> **Excerpt from a dataset**

######

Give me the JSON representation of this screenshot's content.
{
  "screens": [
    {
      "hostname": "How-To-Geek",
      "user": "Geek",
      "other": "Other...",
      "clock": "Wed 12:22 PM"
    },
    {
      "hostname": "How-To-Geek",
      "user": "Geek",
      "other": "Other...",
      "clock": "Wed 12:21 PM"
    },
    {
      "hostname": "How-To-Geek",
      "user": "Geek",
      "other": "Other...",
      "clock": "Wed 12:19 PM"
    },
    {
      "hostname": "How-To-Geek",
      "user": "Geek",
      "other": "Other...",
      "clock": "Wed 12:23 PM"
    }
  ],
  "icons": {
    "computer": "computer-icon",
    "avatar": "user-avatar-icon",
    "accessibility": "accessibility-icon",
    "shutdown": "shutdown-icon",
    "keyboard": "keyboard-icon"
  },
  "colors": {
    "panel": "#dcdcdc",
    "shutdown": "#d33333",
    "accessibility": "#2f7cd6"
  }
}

######

Emit the full listing verbatim.

Give me the JSON representation of this screenshot's content.
{
  "screens": [
    {
      "hostname": "How-To-Geek",
      "user": "Geek",
      "other": "Other...",
      "clock": "Wed 12:22 PM"
    },
    {
      "hostname": "How-To-Geek",
      "user": "Geek",
      "other": "Other...",
      "clock": "Wed 12:21 PM"
    },
    {
      "hostname": "How-To-Geek",
      "user": "Geek",
      "other": "Other...",
      "clock": "Wed 12:19 PM"
    },
    {
      "hostname": "How-To-Geek",
      "user": "Geek",
      "other": "Other...",
      "clock": "Wed 12:23 PM"
    }
  ],
  "icons": {
    "computer": "computer-icon",
    "avatar": "user-avatar-icon",
    "accessibility": "accessibility-icon",
    "shutdown": "shutdown-icon",
    "keyboard": "keyboard-icon"
  },
  "colors": {
    "panel": "#dcdcdc",
    "shutdown": "#d33333",
    "accessibility": "#2f7cd6"
  }
}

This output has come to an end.